> [TASK BRIEF] Reproduce word for word the stretch of entries from the very beginning through the line containing "In FIG. 8, the shifting".
── MATERIAL SHOWN
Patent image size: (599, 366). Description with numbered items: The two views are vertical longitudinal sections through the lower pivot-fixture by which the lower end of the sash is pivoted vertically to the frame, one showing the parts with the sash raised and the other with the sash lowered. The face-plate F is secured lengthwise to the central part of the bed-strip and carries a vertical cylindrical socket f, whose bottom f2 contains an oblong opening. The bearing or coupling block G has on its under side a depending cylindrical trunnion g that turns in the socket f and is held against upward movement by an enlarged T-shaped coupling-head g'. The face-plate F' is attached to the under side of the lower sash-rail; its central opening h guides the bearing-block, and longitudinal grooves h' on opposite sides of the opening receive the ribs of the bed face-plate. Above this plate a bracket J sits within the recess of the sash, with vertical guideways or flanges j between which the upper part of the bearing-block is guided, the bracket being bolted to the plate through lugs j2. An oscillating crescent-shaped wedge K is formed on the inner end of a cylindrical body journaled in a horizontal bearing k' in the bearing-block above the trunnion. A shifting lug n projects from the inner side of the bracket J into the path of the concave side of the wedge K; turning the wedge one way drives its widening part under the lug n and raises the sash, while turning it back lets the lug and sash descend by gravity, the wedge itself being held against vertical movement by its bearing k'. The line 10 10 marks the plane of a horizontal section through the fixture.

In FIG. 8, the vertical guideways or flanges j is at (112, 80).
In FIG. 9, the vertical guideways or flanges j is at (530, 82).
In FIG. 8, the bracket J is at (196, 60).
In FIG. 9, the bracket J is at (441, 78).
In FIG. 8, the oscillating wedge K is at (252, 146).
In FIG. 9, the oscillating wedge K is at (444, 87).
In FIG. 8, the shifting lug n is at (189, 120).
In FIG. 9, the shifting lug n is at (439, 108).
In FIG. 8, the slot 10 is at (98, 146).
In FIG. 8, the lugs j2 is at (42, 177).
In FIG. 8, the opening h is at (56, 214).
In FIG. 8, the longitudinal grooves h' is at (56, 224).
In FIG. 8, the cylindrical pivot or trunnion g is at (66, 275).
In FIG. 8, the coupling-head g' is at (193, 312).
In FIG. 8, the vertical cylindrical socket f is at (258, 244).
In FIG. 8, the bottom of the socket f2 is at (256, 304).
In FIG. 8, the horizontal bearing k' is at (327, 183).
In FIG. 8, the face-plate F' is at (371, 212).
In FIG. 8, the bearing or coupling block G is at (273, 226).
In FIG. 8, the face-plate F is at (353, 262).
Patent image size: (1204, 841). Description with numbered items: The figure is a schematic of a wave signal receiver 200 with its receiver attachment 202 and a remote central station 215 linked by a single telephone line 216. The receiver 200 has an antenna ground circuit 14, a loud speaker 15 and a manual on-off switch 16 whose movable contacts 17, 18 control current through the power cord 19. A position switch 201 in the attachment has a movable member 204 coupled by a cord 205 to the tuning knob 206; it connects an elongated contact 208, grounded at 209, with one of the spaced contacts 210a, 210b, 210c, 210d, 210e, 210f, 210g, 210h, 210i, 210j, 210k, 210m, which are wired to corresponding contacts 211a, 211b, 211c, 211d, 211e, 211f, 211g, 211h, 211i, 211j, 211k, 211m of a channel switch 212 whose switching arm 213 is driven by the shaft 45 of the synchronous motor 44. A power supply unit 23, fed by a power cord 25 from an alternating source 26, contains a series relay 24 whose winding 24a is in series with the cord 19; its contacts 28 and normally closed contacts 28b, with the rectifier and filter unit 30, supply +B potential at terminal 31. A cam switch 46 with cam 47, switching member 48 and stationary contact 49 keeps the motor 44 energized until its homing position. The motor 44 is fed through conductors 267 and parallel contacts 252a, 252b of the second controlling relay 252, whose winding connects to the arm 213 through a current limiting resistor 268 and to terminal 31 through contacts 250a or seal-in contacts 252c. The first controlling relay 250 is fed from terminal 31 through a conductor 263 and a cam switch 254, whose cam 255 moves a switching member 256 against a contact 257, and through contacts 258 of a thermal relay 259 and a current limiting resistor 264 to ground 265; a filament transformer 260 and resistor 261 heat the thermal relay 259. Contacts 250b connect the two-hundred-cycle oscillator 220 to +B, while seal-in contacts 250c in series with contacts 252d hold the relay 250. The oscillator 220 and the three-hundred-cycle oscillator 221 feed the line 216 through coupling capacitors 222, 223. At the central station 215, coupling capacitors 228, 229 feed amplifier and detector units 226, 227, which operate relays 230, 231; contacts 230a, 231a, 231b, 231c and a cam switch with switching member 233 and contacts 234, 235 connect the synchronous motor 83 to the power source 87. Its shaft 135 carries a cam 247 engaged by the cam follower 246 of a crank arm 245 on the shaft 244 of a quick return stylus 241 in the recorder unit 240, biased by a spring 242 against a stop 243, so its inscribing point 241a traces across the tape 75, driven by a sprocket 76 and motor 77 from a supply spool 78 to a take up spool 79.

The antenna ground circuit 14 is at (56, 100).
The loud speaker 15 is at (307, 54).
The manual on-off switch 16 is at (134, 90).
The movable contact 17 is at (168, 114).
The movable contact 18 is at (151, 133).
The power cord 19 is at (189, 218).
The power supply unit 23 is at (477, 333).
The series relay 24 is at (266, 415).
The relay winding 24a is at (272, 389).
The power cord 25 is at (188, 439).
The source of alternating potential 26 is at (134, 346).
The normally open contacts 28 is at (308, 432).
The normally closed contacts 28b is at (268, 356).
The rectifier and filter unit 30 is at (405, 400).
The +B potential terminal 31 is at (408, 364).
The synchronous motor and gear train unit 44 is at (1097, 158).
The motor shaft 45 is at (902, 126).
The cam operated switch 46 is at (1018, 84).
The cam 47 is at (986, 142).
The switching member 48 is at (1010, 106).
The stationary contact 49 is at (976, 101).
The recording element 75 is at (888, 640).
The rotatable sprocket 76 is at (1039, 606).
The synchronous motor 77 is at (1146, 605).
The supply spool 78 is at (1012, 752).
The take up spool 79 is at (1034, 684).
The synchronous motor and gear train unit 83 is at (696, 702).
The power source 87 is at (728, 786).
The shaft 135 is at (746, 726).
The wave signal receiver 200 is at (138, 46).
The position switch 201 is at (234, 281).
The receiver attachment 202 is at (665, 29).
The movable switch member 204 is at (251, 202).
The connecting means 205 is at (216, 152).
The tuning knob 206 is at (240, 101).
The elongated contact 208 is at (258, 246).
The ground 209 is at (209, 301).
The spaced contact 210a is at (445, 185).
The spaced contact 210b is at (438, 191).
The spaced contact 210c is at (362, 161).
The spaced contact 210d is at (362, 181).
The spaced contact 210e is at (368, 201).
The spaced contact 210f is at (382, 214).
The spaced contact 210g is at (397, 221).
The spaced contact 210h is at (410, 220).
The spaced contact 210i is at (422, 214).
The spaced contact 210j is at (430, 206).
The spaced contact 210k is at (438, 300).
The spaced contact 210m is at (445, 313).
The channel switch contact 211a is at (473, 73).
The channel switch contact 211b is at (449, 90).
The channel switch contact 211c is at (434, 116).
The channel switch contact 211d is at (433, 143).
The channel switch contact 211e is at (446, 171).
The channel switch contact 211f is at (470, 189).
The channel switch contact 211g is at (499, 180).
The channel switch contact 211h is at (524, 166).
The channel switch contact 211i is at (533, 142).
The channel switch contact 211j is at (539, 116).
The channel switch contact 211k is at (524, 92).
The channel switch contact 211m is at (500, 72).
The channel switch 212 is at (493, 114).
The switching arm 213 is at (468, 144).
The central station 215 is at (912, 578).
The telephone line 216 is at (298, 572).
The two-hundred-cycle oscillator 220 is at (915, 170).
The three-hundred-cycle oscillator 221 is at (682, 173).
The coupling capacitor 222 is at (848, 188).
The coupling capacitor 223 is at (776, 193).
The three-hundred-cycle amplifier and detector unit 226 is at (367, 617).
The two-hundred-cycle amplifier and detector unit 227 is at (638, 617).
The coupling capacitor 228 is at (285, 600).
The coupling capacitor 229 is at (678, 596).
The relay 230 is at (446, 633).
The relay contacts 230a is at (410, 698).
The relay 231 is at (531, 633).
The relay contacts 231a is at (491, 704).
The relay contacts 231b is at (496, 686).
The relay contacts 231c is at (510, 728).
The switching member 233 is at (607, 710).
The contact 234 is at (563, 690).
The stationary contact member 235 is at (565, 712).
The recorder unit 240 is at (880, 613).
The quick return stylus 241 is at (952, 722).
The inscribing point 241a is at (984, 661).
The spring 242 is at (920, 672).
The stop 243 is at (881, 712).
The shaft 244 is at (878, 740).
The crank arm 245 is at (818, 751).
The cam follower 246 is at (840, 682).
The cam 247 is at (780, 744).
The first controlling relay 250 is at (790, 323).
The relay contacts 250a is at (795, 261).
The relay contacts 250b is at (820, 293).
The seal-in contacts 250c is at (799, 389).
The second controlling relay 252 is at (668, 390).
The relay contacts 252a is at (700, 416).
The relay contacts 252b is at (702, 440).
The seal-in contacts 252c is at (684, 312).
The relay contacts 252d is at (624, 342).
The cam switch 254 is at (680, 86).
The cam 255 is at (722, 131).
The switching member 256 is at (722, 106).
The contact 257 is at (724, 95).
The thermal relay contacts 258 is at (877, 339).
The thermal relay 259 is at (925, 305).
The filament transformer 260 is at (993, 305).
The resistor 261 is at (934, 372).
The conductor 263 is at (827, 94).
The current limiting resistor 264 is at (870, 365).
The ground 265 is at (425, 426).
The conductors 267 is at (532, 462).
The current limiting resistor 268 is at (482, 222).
────
> [OUTPUT OF THE EXERCISE]
Patent image size: (599, 366). Description with numbered items: The two views are vertical longitudinal sections through the lower pivot-fixture by which the lower end of the sash is pivoted vertically to the frame, one showing the parts with the sash raised and the other with the sash lowered. The face-plate F is secured lengthwise to the central part of the bed-strip and carries a vertical cylindrical socket f, whose bottom f2 contains an oblong opening. The bearing or coupling block G has on its under side a depending cylindrical trunnion g that turns in the socket f and is held against upward movement by an enlarged T-shaped coupling-head g'. The face-plate F' is attached to the under side of the lower sash-rail; its central opening h guides the bearing-block, and longitudinal grooves h' on opposite sides of the opening receive the ribs of the bed face-plate. Above this plate a bracket J sits within the recess of the sash, with vertical guideways or flanges j between which the upper part of the bearing-block is guided, the bracket being bolted to the plate through lugs j2. An oscillating crescent-shaped wedge K is formed on the inner end of a cylindrical body journaled in a horizontal bearing k' in the bearing-block above the trunnion. A shifting lug n projects from the inner side of the bracket J into the path of the concave side of the wedge K; turning the wedge one way drives its widening part under the lug n and raises the sash, while turning it back lets the lug and sash descend by gravity, the wedge itself being held against vertical movement by its bearing k'. The line 10 10 marks the plane of a horizontal section through the fixture.

In FIG. 8, the vertical guideways or flanges j is at (112, 80).
In FIG. 9, the vertical guideways or flanges j is at (530, 82).
In FIG. 8, the bracket J is at (196, 60).
In FIG. 9, the bracket J is at (441, 78).
In FIG. 8, the oscillating wedge K is at (252, 146).
In FIG. 9, the oscillating wedge K is at (444, 87).
In FIG. 8, the shifting lug n is at (189, 120).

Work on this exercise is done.